[begin Data rows]
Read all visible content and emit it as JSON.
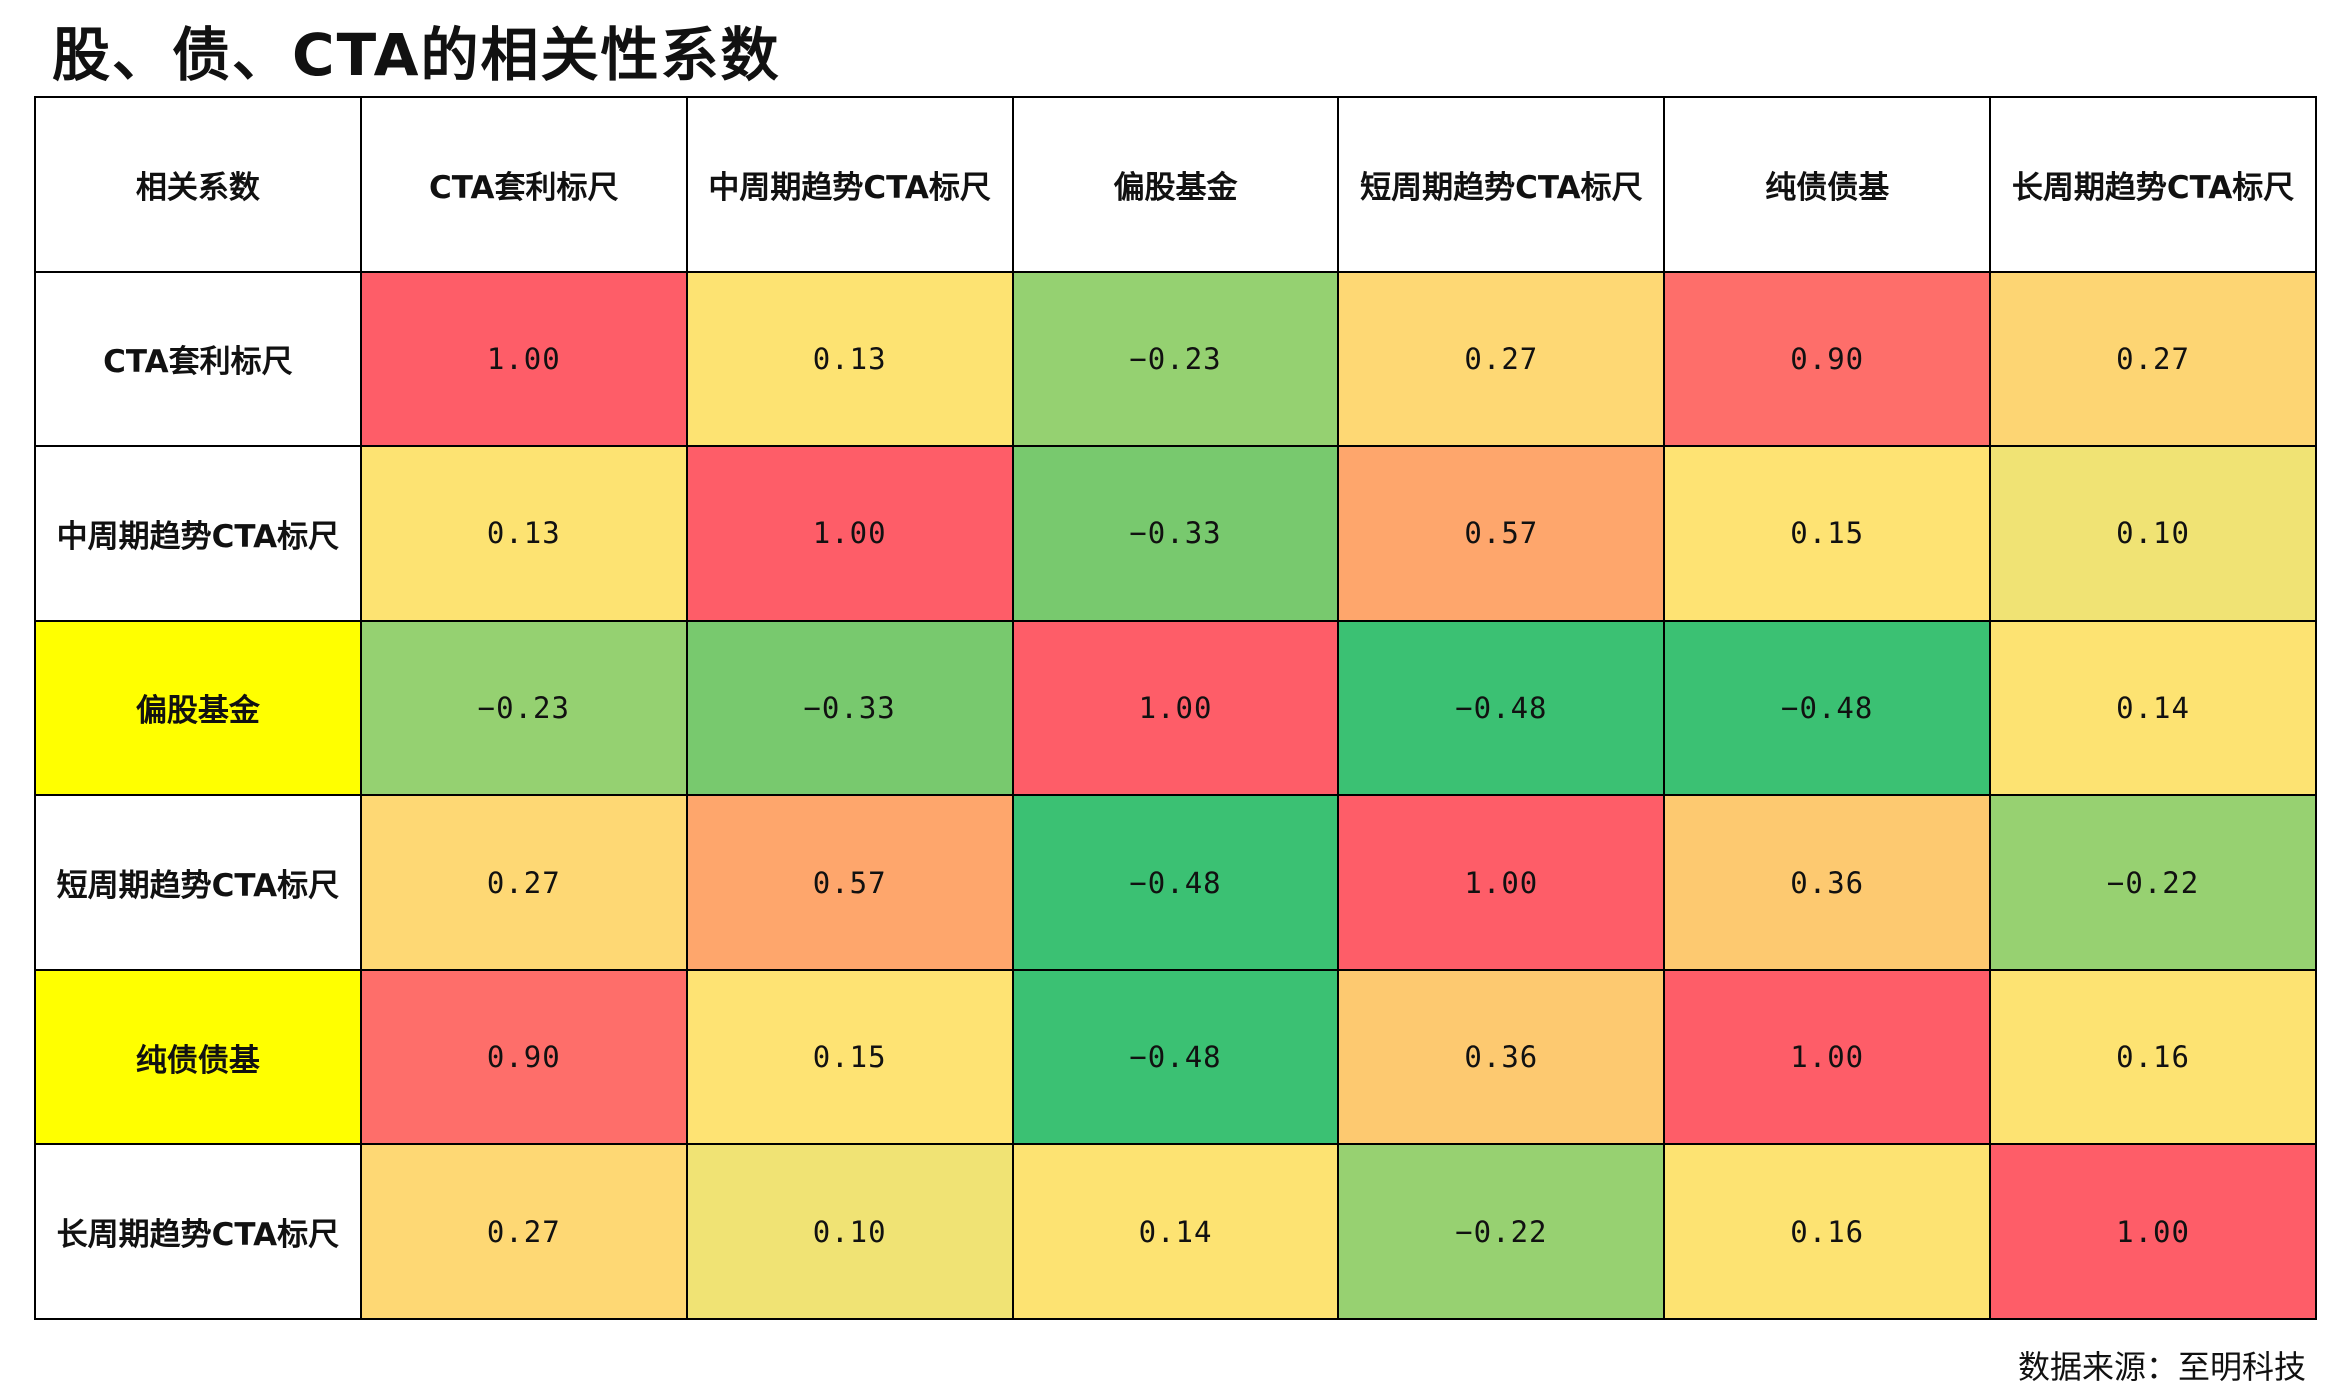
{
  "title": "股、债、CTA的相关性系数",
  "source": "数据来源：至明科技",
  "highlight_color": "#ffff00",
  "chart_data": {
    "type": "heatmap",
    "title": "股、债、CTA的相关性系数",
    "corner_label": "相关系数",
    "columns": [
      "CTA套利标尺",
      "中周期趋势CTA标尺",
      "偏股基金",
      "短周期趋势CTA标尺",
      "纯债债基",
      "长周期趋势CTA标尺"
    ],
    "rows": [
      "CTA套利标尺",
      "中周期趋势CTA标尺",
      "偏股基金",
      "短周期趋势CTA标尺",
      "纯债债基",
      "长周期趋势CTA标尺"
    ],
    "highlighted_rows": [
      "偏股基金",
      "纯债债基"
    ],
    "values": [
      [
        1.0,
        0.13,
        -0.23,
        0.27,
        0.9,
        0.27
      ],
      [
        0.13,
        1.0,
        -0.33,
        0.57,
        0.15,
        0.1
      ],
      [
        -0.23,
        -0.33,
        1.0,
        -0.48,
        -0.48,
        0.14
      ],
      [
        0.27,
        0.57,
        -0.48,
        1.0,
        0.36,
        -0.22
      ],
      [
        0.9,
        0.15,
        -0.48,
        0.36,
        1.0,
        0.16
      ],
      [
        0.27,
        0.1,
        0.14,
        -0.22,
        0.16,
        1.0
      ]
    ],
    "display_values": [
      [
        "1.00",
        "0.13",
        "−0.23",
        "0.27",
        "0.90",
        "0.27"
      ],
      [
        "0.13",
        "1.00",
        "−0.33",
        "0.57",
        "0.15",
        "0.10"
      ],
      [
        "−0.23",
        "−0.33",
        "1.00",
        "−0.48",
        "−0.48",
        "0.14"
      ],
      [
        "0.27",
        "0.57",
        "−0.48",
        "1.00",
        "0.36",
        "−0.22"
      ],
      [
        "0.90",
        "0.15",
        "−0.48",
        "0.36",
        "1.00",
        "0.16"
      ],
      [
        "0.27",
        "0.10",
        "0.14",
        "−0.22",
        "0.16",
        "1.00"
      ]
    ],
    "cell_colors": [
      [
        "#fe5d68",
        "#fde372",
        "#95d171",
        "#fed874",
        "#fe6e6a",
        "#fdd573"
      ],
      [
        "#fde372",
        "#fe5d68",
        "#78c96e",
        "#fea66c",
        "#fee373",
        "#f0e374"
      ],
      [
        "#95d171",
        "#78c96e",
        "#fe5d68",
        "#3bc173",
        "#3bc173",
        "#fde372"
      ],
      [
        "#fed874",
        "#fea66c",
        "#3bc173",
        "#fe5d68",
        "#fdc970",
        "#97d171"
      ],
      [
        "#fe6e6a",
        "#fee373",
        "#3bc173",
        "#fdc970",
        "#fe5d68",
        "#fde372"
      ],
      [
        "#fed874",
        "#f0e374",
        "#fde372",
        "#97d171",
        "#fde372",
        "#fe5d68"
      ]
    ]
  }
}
[end Data rows]
[begin Data rows]
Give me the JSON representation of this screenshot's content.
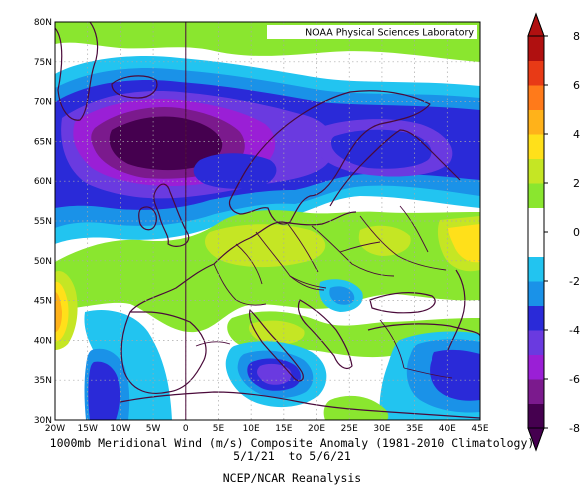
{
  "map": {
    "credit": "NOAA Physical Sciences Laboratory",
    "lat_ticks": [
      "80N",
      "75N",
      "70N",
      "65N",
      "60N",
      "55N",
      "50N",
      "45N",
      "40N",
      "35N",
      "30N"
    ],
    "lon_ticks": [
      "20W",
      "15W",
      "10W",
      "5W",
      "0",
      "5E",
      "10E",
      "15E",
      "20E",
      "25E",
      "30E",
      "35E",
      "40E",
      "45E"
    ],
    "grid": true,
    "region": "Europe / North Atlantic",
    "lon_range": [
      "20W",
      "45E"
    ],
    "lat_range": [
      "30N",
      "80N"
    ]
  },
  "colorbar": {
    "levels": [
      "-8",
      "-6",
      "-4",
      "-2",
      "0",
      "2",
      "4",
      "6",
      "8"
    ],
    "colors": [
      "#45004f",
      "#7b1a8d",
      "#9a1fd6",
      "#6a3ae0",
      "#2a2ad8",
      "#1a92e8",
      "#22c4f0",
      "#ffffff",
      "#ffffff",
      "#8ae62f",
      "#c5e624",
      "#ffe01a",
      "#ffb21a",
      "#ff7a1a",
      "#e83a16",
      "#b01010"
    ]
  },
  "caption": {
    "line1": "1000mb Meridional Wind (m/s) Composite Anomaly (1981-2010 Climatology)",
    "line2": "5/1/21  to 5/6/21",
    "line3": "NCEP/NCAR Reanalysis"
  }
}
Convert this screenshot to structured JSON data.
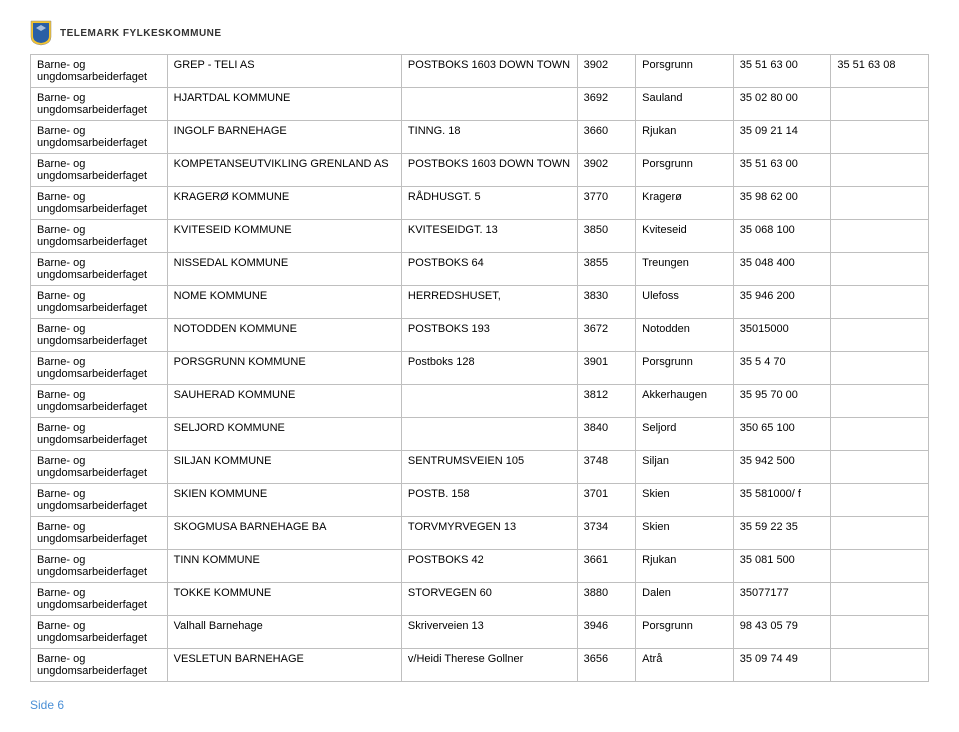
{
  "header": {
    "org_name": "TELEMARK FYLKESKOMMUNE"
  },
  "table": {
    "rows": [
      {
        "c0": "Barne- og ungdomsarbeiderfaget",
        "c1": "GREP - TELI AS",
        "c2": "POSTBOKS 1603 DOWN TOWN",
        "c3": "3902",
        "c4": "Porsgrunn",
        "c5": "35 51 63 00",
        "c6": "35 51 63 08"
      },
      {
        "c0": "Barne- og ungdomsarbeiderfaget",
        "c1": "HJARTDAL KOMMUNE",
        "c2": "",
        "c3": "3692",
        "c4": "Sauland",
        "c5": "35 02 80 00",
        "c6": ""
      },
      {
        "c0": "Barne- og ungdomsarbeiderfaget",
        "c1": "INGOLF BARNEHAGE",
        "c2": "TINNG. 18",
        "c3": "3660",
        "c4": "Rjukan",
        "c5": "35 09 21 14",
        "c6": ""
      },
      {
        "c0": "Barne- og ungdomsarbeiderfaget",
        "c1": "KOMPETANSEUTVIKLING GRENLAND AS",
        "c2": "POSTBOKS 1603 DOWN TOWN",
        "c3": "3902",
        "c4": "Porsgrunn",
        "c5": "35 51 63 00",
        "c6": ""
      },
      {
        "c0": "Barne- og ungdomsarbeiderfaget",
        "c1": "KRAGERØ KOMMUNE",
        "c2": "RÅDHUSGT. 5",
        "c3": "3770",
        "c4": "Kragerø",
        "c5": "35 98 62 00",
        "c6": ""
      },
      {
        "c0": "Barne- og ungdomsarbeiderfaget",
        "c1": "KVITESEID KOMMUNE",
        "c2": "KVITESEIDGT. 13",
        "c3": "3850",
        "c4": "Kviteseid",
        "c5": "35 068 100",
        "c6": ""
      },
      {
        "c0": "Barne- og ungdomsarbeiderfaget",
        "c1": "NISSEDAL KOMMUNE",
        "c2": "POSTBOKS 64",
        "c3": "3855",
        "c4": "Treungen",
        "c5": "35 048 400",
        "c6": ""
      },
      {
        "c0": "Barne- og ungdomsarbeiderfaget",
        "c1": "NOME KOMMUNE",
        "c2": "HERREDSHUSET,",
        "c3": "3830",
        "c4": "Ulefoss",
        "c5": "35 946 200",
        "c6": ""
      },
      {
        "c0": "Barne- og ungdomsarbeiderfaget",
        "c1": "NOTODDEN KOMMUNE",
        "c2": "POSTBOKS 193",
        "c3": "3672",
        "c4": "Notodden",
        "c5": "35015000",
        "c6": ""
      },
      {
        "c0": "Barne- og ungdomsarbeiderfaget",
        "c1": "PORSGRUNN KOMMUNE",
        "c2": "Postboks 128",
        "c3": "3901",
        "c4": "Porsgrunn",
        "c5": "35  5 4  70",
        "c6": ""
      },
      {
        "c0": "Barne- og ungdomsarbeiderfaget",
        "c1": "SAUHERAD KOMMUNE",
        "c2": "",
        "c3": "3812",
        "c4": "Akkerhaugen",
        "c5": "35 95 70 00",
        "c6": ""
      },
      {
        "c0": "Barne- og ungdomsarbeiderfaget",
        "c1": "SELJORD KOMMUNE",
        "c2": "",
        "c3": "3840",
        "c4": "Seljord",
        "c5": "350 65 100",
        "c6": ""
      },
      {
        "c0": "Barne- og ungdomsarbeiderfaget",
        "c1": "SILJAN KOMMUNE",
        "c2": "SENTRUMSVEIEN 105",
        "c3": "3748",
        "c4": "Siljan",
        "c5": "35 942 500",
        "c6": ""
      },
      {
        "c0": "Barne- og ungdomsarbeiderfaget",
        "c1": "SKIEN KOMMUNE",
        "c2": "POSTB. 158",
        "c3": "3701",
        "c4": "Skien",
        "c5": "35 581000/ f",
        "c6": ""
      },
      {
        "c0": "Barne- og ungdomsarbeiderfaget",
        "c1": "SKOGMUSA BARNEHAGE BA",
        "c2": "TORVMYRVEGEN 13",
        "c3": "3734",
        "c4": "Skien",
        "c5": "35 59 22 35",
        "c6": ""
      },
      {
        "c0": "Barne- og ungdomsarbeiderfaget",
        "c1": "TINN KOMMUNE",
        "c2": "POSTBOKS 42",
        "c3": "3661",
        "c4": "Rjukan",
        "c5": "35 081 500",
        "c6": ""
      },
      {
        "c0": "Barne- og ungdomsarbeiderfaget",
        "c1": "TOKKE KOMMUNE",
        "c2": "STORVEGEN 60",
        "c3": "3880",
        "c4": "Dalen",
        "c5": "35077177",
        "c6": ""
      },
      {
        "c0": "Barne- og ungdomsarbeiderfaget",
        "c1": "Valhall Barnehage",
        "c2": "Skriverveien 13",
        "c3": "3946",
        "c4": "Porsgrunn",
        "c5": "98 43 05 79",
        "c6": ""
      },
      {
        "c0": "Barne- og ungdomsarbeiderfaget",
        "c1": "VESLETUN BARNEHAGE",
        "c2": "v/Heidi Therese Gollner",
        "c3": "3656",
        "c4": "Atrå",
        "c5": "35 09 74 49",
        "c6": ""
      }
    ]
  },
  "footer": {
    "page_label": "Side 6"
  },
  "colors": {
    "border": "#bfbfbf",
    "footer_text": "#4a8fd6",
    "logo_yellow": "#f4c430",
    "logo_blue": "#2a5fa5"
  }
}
[end Data rows]
[begin Data rows]
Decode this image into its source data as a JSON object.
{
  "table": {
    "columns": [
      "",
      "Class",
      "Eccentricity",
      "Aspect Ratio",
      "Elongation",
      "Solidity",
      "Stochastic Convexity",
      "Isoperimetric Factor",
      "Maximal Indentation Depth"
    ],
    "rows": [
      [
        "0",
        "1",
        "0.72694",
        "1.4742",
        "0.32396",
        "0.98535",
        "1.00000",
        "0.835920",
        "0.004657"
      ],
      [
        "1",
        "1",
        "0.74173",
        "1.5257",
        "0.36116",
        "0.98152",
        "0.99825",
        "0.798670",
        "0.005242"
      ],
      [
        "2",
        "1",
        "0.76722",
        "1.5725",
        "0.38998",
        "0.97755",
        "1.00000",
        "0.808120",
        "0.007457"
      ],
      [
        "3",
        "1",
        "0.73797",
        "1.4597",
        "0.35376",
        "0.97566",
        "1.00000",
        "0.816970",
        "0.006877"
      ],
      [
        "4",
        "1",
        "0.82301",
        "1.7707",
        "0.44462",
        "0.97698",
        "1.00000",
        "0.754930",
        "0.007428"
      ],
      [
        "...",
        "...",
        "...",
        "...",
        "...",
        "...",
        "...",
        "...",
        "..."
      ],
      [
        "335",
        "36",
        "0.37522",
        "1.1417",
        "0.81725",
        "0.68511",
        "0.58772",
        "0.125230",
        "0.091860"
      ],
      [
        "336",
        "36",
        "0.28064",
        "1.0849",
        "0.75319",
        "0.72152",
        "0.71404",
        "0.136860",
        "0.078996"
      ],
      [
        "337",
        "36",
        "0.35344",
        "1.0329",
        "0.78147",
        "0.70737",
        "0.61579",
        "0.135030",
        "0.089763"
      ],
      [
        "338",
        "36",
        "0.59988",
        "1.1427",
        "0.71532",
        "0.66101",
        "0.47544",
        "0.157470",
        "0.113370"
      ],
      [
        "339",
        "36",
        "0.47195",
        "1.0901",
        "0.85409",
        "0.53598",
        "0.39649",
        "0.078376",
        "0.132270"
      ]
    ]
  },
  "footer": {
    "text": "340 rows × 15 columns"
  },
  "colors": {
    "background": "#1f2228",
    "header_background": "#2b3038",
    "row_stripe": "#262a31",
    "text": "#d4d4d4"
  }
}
[end Data rows]
▸ **Problem to work on**
In the listing, find every line with the word "title" and state how many there are, nothing more.

▸ **Task result**
2